Work to be completed -> From the listing below, pull each line that includes "into".
● ● ● ●
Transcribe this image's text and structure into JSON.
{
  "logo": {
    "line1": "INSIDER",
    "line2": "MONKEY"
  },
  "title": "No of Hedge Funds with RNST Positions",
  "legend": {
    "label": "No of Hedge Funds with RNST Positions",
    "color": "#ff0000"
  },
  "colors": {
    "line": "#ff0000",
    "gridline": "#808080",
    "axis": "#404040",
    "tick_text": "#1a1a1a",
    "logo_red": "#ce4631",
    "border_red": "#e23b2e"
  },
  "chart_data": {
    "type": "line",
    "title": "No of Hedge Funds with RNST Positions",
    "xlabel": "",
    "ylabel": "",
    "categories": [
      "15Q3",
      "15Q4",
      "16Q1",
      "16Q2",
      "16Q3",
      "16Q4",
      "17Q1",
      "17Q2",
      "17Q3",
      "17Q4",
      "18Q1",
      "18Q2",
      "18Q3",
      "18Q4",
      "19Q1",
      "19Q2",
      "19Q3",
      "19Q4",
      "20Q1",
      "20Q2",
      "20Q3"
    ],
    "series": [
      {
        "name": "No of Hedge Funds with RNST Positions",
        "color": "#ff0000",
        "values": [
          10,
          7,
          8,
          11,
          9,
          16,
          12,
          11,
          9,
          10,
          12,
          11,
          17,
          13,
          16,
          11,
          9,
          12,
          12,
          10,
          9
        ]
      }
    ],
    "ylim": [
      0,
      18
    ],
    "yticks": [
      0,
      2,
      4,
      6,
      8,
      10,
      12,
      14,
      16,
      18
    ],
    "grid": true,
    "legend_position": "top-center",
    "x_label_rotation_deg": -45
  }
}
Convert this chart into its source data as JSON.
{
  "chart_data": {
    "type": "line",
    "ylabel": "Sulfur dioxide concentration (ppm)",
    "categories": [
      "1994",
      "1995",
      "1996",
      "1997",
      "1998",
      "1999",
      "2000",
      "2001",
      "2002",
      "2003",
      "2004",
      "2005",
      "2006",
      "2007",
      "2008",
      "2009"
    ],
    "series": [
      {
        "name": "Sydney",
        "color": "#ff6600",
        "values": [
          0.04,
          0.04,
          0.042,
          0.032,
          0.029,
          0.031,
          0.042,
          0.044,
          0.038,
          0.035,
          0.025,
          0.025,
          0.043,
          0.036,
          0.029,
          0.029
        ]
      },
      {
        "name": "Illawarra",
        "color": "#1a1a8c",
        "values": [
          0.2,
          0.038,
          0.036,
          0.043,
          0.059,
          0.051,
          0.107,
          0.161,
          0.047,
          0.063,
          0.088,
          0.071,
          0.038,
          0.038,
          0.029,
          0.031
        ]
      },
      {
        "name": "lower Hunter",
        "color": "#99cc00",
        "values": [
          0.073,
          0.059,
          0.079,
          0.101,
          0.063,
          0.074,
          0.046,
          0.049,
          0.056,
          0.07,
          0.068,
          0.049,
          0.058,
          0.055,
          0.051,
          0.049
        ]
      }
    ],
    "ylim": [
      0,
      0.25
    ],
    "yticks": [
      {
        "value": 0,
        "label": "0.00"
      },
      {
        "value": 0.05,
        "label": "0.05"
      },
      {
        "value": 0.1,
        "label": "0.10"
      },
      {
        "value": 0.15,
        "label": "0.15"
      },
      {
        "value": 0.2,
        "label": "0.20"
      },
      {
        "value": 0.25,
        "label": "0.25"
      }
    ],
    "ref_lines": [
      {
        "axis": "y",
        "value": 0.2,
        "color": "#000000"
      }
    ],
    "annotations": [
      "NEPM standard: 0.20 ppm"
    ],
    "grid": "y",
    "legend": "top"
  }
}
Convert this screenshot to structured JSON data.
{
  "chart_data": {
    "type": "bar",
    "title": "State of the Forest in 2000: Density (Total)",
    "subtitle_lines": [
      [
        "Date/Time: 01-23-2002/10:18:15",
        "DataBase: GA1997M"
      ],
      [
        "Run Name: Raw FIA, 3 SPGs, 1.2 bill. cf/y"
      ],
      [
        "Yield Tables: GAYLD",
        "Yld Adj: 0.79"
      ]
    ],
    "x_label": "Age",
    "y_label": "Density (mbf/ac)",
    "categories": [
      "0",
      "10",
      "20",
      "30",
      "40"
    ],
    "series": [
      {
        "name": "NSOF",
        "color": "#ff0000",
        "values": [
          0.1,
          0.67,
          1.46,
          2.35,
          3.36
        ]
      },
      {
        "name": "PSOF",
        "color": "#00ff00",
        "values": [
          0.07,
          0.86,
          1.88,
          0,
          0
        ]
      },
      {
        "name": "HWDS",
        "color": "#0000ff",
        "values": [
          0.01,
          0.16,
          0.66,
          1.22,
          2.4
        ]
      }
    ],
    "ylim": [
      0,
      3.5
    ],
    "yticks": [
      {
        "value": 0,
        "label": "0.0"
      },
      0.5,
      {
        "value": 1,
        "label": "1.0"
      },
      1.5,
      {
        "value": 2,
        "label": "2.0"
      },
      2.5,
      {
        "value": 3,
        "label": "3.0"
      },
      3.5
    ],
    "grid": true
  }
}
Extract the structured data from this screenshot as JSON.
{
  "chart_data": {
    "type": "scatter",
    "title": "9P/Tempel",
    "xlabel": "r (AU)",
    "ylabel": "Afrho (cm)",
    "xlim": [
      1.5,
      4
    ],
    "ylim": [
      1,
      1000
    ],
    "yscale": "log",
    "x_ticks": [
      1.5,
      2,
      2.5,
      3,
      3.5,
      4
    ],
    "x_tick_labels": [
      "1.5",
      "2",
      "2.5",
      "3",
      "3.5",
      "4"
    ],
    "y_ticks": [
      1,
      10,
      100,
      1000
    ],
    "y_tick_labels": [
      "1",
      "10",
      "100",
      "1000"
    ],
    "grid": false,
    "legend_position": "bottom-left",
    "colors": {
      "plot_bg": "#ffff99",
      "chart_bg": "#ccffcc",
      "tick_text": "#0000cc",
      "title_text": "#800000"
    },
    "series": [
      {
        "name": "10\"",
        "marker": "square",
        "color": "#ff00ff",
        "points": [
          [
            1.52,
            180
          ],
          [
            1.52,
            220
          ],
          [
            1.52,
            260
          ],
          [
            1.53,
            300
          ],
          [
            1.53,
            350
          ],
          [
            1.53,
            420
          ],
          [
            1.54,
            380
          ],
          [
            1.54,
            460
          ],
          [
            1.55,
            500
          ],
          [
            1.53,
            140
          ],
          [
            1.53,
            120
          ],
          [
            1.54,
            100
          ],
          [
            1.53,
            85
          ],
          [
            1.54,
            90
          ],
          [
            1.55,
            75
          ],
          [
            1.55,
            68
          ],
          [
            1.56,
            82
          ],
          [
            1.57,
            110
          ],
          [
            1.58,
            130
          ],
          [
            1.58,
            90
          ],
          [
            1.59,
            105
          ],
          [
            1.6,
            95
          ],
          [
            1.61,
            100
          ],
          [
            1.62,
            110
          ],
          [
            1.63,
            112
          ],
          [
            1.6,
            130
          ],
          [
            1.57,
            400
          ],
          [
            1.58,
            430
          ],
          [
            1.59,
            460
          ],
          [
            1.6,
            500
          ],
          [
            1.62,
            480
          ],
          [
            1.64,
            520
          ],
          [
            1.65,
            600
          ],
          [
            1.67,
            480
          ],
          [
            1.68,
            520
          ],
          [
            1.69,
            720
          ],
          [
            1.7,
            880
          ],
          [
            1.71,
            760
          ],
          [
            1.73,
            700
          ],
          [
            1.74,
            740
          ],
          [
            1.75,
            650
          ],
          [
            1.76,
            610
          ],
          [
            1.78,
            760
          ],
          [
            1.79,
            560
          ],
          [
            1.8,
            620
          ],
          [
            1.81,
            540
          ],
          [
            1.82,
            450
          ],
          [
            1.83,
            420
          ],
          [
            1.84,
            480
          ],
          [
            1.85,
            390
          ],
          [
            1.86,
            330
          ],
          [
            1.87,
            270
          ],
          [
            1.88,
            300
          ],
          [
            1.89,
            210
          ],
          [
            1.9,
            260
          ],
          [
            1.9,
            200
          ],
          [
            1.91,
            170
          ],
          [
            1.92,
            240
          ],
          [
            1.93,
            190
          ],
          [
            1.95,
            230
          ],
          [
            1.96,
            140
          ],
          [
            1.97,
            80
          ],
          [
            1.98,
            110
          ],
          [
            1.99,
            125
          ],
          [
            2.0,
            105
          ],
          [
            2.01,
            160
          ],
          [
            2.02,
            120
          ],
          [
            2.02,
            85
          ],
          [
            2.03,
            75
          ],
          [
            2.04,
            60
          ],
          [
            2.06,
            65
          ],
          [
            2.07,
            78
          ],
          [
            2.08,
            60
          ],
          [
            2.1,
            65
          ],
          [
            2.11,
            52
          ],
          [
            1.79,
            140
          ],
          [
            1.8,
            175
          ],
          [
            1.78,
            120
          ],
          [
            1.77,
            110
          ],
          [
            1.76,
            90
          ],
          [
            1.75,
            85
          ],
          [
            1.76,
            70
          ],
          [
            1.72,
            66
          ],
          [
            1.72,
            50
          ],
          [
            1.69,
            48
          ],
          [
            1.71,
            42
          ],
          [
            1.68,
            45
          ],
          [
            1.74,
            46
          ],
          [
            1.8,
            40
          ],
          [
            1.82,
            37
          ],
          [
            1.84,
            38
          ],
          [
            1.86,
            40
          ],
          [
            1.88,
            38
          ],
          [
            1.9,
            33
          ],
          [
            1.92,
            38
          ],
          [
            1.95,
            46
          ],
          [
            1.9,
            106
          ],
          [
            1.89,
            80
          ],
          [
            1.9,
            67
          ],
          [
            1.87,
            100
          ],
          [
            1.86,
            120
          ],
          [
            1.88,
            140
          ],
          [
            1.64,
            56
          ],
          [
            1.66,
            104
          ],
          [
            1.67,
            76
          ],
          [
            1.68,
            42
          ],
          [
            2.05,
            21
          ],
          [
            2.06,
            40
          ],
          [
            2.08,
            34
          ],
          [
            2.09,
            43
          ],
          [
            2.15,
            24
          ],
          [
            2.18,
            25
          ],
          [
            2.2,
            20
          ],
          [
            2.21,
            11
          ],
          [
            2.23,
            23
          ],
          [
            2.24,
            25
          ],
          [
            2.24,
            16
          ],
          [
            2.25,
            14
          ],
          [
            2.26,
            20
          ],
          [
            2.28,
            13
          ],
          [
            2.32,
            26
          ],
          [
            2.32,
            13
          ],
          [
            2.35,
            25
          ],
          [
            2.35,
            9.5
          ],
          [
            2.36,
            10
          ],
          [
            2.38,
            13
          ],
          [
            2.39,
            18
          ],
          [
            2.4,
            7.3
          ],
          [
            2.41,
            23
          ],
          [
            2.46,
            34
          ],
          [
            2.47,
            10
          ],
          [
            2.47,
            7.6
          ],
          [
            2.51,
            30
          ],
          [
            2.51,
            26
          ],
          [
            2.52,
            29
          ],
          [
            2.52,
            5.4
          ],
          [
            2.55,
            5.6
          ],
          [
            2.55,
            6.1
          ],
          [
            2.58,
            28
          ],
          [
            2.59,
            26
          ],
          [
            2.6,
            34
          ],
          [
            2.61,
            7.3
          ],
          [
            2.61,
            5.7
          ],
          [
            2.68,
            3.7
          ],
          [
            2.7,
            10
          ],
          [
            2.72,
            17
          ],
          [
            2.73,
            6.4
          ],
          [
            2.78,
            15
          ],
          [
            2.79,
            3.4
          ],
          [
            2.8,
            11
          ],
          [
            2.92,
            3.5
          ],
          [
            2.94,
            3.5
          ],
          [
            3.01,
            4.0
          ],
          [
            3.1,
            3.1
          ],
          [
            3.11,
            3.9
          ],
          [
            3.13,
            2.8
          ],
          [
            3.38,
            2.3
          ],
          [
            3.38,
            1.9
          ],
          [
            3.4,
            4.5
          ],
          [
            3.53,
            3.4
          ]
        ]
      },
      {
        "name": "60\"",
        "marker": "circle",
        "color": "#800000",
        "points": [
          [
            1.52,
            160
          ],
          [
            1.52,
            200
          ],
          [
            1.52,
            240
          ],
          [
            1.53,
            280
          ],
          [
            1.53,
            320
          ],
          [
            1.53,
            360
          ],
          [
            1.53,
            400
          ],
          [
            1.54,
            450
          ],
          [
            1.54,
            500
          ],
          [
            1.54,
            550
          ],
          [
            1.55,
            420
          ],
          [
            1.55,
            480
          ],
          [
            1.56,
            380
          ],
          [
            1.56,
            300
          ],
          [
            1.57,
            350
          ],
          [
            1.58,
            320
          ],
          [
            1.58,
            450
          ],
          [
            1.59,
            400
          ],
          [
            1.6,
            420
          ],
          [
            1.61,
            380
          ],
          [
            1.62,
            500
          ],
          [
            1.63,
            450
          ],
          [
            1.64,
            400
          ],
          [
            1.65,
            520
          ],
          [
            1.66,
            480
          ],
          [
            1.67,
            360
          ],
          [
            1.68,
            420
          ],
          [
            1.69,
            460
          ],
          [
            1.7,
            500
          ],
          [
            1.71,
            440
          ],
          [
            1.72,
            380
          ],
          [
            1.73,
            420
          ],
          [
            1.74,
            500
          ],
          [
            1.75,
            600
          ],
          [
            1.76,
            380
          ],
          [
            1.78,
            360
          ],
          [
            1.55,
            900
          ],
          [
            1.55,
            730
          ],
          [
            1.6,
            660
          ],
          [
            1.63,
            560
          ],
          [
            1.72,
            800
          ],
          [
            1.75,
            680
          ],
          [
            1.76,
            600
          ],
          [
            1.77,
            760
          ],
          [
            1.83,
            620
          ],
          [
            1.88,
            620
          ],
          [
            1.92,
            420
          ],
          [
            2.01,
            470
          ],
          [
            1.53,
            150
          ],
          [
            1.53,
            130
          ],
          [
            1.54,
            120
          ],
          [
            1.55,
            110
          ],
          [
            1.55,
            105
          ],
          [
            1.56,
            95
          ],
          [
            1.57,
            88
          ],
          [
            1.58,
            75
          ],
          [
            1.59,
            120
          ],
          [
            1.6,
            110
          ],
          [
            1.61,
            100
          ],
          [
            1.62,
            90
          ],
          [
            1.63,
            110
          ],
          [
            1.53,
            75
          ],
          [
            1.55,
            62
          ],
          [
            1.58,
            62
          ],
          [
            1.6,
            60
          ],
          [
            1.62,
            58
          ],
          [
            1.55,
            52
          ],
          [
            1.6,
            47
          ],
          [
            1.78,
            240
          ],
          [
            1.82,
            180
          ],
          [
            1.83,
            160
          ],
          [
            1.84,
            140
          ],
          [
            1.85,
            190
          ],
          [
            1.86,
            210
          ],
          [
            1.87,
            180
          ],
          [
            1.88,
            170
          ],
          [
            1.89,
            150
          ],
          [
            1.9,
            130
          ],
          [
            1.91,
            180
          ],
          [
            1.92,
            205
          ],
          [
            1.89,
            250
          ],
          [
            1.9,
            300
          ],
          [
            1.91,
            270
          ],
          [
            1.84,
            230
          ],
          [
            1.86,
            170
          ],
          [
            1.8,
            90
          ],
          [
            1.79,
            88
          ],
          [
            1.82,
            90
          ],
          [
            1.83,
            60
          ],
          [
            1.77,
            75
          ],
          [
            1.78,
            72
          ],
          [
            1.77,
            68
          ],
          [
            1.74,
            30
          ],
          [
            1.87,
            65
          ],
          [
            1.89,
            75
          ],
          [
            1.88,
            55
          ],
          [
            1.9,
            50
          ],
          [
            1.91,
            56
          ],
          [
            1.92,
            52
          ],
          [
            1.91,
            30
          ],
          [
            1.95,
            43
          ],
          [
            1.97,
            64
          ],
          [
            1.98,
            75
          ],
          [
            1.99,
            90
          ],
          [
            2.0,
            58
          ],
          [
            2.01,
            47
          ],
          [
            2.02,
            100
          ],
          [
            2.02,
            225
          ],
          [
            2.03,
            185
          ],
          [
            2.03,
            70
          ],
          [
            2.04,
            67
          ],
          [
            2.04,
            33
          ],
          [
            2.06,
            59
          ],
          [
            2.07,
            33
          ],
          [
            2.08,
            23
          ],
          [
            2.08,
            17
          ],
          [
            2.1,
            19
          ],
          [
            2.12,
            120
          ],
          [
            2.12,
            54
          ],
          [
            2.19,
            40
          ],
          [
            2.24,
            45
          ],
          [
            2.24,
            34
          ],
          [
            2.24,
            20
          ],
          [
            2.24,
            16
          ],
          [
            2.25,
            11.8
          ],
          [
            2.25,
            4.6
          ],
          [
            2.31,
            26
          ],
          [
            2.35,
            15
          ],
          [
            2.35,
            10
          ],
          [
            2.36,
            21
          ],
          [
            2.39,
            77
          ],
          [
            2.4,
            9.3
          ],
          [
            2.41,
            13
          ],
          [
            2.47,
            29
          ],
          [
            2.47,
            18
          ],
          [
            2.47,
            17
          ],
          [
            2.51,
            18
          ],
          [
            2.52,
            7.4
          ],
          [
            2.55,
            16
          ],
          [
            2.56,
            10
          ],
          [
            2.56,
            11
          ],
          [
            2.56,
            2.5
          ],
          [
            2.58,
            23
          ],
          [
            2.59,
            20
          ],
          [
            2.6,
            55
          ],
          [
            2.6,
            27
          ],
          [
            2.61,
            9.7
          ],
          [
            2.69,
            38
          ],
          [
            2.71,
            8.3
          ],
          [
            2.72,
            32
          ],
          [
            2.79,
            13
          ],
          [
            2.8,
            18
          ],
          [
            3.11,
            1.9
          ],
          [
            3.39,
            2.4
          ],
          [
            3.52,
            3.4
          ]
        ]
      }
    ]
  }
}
● ● ● ●
Written solution ->
Transcribe this image's text and structure into JSON.
Convert this chart into its source data as JSON.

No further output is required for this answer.